**Instruction**
Reproduce every record below exactly as written, leaving out any pictures.

**Records supplied**
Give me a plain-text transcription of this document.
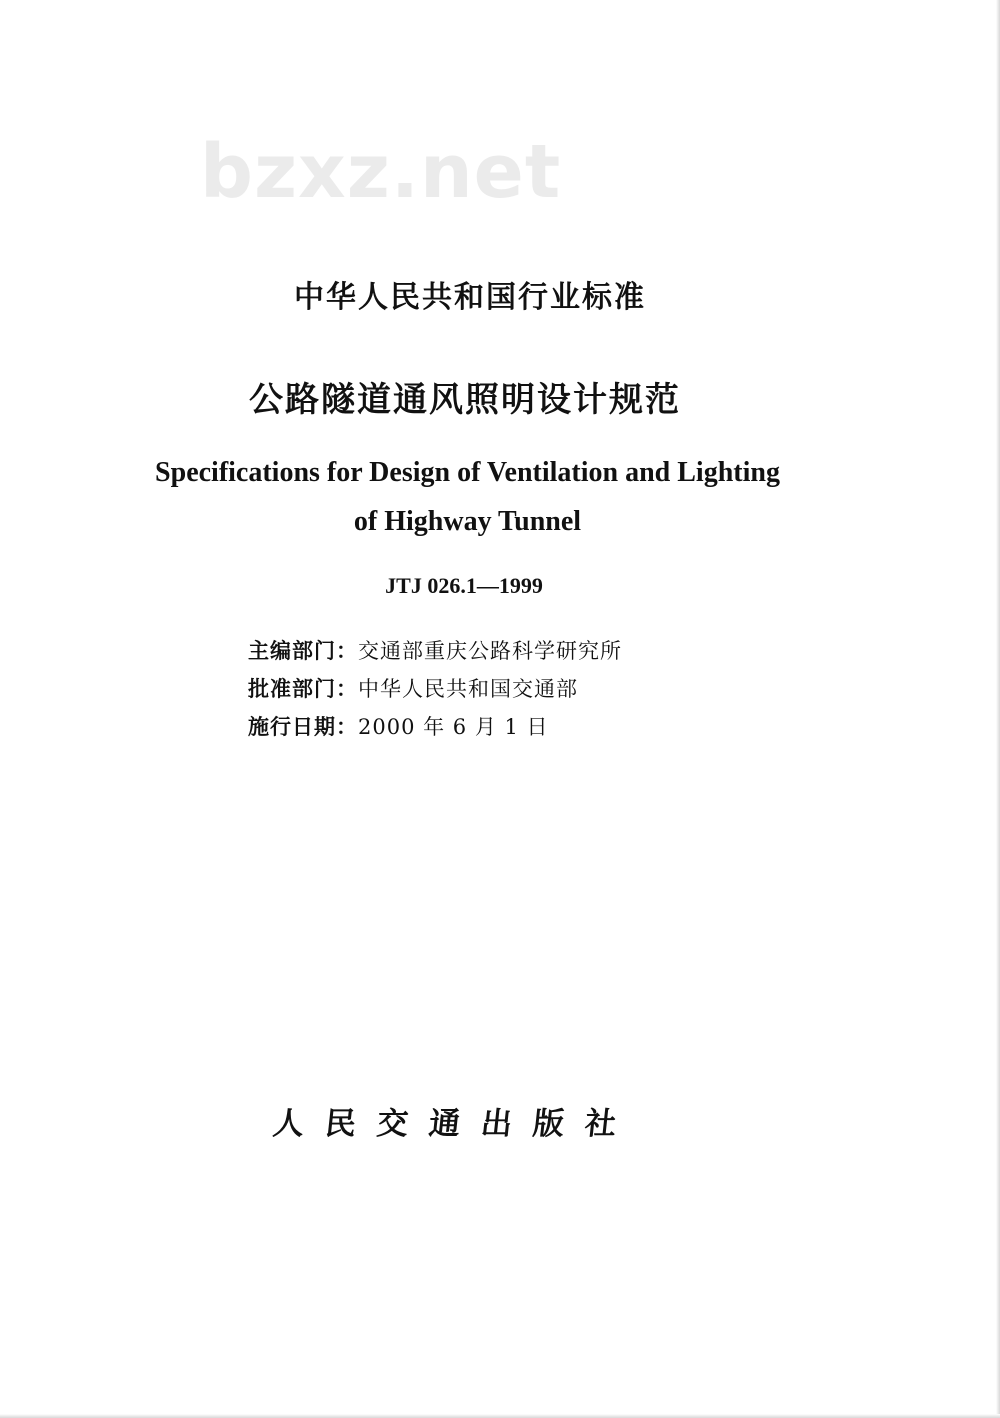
bzxz.net
中华人民共和国行业标准
公路隧道通风照明设计规范
Specifications for Design of Ventilation and Lighting
of Highway Tunnel
JTJ 026.1—1999
主编部门：交通部重庆公路科学研究所
批准部门：中华人民共和国交通部
施行日期：2000 年 6 月 1 日
人民交通出版社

**Task answer**
Give me a plain-text transcription of this document.
bzxz.net
中华人民共和国行业标准
公路隧道通风照明设计规范
Specifications for Design of Ventilation and Lighting
of Highway Tunnel
JTJ 026.1—1999
主编部门：交通部重庆公路科学研究所
批准部门：中华人民共和国交通部
施行日期：2000 年 6 月 1 日
人民交通出版社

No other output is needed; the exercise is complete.